STORED ROWS:
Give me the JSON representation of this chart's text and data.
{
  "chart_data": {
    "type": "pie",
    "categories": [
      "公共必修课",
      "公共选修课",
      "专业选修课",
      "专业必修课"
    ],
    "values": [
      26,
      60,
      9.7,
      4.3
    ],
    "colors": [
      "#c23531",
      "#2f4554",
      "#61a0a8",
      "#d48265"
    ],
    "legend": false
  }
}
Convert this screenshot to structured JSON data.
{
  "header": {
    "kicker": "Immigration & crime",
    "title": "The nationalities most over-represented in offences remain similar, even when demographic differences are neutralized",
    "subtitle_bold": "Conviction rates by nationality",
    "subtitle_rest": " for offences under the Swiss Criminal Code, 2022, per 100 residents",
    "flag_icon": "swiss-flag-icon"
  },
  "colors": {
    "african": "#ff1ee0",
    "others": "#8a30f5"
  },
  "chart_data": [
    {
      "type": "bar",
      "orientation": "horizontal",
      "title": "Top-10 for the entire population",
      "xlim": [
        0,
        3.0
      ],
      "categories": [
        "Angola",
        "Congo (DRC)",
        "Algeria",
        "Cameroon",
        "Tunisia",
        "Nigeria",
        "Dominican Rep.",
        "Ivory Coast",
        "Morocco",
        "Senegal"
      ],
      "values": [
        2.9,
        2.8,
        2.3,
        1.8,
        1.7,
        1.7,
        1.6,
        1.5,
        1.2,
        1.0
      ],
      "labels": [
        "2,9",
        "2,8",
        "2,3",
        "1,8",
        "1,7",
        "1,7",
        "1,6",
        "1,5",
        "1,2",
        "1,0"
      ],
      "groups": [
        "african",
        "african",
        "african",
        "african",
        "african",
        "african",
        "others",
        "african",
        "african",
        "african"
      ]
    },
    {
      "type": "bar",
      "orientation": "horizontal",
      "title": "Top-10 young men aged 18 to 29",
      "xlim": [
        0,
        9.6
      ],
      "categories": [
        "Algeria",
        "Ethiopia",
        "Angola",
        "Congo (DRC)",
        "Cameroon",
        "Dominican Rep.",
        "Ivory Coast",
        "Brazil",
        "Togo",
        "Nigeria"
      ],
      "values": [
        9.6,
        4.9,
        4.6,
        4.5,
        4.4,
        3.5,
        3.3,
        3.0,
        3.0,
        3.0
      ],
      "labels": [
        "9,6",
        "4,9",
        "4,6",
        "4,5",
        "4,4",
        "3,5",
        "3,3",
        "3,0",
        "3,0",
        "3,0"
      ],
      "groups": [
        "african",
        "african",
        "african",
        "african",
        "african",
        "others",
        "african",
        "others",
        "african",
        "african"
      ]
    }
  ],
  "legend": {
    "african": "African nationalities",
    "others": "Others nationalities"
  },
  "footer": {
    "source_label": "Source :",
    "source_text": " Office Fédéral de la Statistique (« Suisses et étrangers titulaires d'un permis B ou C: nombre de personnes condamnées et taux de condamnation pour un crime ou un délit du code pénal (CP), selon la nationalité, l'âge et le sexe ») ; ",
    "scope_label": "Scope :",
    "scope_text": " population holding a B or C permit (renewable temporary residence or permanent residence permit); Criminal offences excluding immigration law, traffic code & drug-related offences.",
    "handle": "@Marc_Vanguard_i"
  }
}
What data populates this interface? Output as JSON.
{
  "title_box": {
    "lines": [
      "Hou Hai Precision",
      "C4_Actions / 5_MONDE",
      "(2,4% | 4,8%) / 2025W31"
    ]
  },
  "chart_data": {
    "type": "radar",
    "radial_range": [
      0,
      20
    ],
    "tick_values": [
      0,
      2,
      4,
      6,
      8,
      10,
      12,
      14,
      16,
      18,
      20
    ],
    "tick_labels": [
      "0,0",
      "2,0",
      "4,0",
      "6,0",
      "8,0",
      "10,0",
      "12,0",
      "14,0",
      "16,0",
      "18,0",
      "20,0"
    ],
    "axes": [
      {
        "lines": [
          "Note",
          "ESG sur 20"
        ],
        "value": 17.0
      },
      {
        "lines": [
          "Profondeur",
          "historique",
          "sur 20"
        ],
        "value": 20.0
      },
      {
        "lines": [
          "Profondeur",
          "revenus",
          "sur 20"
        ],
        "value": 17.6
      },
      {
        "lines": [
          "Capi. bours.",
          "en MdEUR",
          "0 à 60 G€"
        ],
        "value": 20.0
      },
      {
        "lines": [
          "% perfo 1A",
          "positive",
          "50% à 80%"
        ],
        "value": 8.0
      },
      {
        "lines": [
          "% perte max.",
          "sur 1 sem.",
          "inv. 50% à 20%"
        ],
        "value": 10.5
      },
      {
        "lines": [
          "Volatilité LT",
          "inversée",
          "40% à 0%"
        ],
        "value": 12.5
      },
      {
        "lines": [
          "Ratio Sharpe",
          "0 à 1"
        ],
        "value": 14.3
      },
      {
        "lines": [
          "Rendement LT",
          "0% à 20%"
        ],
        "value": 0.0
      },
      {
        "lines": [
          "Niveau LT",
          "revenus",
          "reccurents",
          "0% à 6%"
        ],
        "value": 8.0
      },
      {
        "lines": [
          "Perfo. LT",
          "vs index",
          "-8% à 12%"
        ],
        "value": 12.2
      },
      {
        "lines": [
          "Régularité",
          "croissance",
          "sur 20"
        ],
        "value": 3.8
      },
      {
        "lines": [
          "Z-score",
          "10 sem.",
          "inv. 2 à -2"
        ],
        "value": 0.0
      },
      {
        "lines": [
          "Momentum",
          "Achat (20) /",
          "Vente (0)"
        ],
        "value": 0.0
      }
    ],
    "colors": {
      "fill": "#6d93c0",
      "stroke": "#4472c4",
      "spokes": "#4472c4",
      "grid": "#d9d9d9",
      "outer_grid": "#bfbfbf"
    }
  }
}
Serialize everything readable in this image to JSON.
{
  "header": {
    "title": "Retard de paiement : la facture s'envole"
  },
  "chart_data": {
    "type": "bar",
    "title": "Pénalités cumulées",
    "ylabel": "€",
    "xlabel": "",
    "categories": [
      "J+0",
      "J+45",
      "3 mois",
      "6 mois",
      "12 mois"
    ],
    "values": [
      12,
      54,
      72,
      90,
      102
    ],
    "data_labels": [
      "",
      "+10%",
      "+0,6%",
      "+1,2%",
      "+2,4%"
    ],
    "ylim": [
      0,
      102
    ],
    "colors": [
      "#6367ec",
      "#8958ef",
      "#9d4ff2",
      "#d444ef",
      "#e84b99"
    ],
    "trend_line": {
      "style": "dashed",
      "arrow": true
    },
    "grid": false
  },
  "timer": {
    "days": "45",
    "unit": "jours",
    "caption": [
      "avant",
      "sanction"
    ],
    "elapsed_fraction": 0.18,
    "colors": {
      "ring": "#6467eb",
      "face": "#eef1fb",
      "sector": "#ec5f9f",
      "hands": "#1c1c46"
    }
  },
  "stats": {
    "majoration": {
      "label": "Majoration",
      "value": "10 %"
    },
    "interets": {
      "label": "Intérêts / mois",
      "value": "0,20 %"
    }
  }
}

EXERCISE DETAILS:
Set down all of the entries exactly, please.

PROBLEM SOLUTION:
Give me the JSON representation of this chart's text and data.
{
  "chart_data": {
    "type": "pie",
    "categories": [
      "公共必修课",
      "公共选修课",
      "专业选修课",
      "专业必修课"
    ],
    "values": [
      26,
      60,
      9.7,
      4.3
    ],
    "colors": [
      "#c23531",
      "#2f4554",
      "#61a0a8",
      "#d48265"
    ],
    "legend": false
  }
}
Convert this screenshot to structured JSON data.
{
  "header": {
    "kicker": "Immigration & crime",
    "title": "The nationalities most over-represented in offences remain similar, even when demographic differences are neutralized",
    "subtitle_bold": "Conviction rates by nationality",
    "subtitle_rest": " for offences under the Swiss Criminal Code, 2022, per 100 residents",
    "flag_icon": "swiss-flag-icon"
  },
  "colors": {
    "african": "#ff1ee0",
    "others": "#8a30f5"
  },
  "chart_data": [
    {
      "type": "bar",
      "orientation": "horizontal",
      "title": "Top-10 for the entire population",
      "xlim": [
        0,
        3.0
      ],
      "categories": [
        "Angola",
        "Congo (DRC)",
        "Algeria",
        "Cameroon",
        "Tunisia",
        "Nigeria",
        "Dominican Rep.",
        "Ivory Coast",
        "Morocco",
        "Senegal"
      ],
      "values": [
        2.9,
        2.8,
        2.3,
        1.8,
        1.7,
        1.7,
        1.6,
        1.5,
        1.2,
        1.0
      ],
      "labels": [
        "2,9",
        "2,8",
        "2,3",
        "1,8",
        "1,7",
        "1,7",
        "1,6",
        "1,5",
        "1,2",
        "1,0"
      ],
      "groups": [
        "african",
        "african",
        "african",
        "african",
        "african",
        "african",
        "others",
        "african",
        "african",
        "african"
      ]
    },
    {
      "type": "bar",
      "orientation": "horizontal",
      "title": "Top-10 young men aged 18 to 29",
      "xlim": [
        0,
        9.6
      ],
      "categories": [
        "Algeria",
        "Ethiopia",
        "Angola",
        "Congo (DRC)",
        "Cameroon",
        "Dominican Rep.",
        "Ivory Coast",
        "Brazil",
        "Togo",
        "Nigeria"
      ],
      "values": [
        9.6,
        4.9,
        4.6,
        4.5,
        4.4,
        3.5,
        3.3,
        3.0,
        3.0,
        3.0
      ],
      "labels": [
        "9,6",
        "4,9",
        "4,6",
        "4,5",
        "4,4",
        "3,5",
        "3,3",
        "3,0",
        "3,0",
        "3,0"
      ],
      "groups": [
        "african",
        "african",
        "african",
        "african",
        "african",
        "others",
        "african",
        "others",
        "african",
        "african"
      ]
    }
  ],
  "legend": {
    "african": "African nationalities",
    "others": "Others nationalities"
  },
  "footer": {
    "source_label": "Source :",
    "source_text": " Office Fédéral de la Statistique (« Suisses et étrangers titulaires d'un permis B ou C: nombre de personnes condamnées et taux de condamnation pour un crime ou un délit du code pénal (CP), selon la nationalité, l'âge et le sexe ») ; ",
    "scope_label": "Scope :",
    "scope_text": " population holding a B or C permit (renewable temporary residence or permanent residence permit); Criminal offences excluding immigration law, traffic code & drug-related offences.",
    "handle": "@Marc_Vanguard_i"
  }
}
What data populates this interface? Output as JSON.
{
  "title_box": {
    "lines": [
      "Hou Hai Precision",
      "C4_Actions / 5_MONDE",
      "(2,4% | 4,8%) / 2025W31"
    ]
  },
  "chart_data": {
    "type": "radar",
    "radial_range": [
      0,
      20
    ],
    "tick_values": [
      0,
      2,
      4,
      6,
      8,
      10,
      12,
      14,
      16,
      18,
      20
    ],
    "tick_labels": [
      "0,0",
      "2,0",
      "4,0",
      "6,0",
      "8,0",
      "10,0",
      "12,0",
      "14,0",
      "16,0",
      "18,0",
      "20,0"
    ],
    "axes": [
      {
        "lines": [
          "Note",
          "ESG sur 20"
        ],
        "value": 17.0
      },
      {
        "lines": [
          "Profondeur",
          "historique",
          "sur 20"
        ],
        "value": 20.0
      },
      {
        "lines": [
          "Profondeur",
          "revenus",
          "sur 20"
        ],
        "value": 17.6
      },
      {
        "lines": [
          "Capi. bours.",
          "en MdEUR",
          "0 à 60 G€"
        ],
        "value": 20.0
      },
      {
        "lines": [
          "% perfo 1A",
          "positive",
          "50% à 80%"
        ],
        "value": 8.0
      },
      {
        "lines": [
          "% perte max.",
          "sur 1 sem.",
          "inv. 50% à 20%"
        ],
        "value": 10.5
      },
      {
        "lines": [
          "Volatilité LT",
          "inversée",
          "40% à 0%"
        ],
        "value": 12.5
      },
      {
        "lines": [
          "Ratio Sharpe",
          "0 à 1"
        ],
        "value": 14.3
      },
      {
        "lines": [
          "Rendement LT",
          "0% à 20%"
        ],
        "value": 0.0
      },
      {
        "lines": [
          "Niveau LT",
          "revenus",
          "reccurents",
          "0% à 6%"
        ],
        "value": 8.0
      },
      {
        "lines": [
          "Perfo. LT",
          "vs index",
          "-8% à 12%"
        ],
        "value": 12.2
      },
      {
        "lines": [
          "Régularité",
          "croissance",
          "sur 20"
        ],
        "value": 3.8
      },
      {
        "lines": [
          "Z-score",
          "10 sem.",
          "inv. 2 à -2"
        ],
        "value": 0.0
      },
      {
        "lines": [
          "Momentum",
          "Achat (20) /",
          "Vente (0)"
        ],
        "value": 0.0
      }
    ],
    "colors": {
      "fill": "#6d93c0",
      "stroke": "#4472c4",
      "spokes": "#4472c4",
      "grid": "#d9d9d9",
      "outer_grid": "#bfbfbf"
    }
  }
}
Serialize everything readable in this image to JSON.
{
  "header": {
    "title": "Retard de paiement : la facture s'envole"
  },
  "chart_data": {
    "type": "bar",
    "title": "Pénalités cumulées",
    "ylabel": "€",
    "xlabel": "",
    "categories": [
      "J+0",
      "J+45",
      "3 mois",
      "6 mois",
      "12 mois"
    ],
    "values": [
      12,
      54,
      72,
      90,
      102
    ],
    "data_labels": [
      "",
      "+10%",
      "+0,6%",
      "+1,2%",
      "+2,4%"
    ],
    "ylim": [
      0,
      102
    ],
    "colors": [
      "#6367ec",
      "#8958ef",
      "#9d4ff2",
      "#d444ef",
      "#e84b99"
    ],
    "trend_line": {
      "style": "dashed",
      "arrow": true
    },
    "grid": false
  },
  "timer": {
    "days": "45",
    "unit": "jours",
    "caption": [
      "avant",
      "sanction"
    ],
    "elapsed_fraction": 0.18,
    "colors": {
      "ring": "#6467eb",
      "face": "#eef1fb",
      "sector": "#ec5f9f",
      "hands": "#1c1c46"
    }
  },
  "stats": {
    "majoration": {
      "label": "Majoration",
      "value": "10 %"
    },
    "interets": {
      "label": "Intérêts / mois",
      "value": "0,20 %"
    }
  }
}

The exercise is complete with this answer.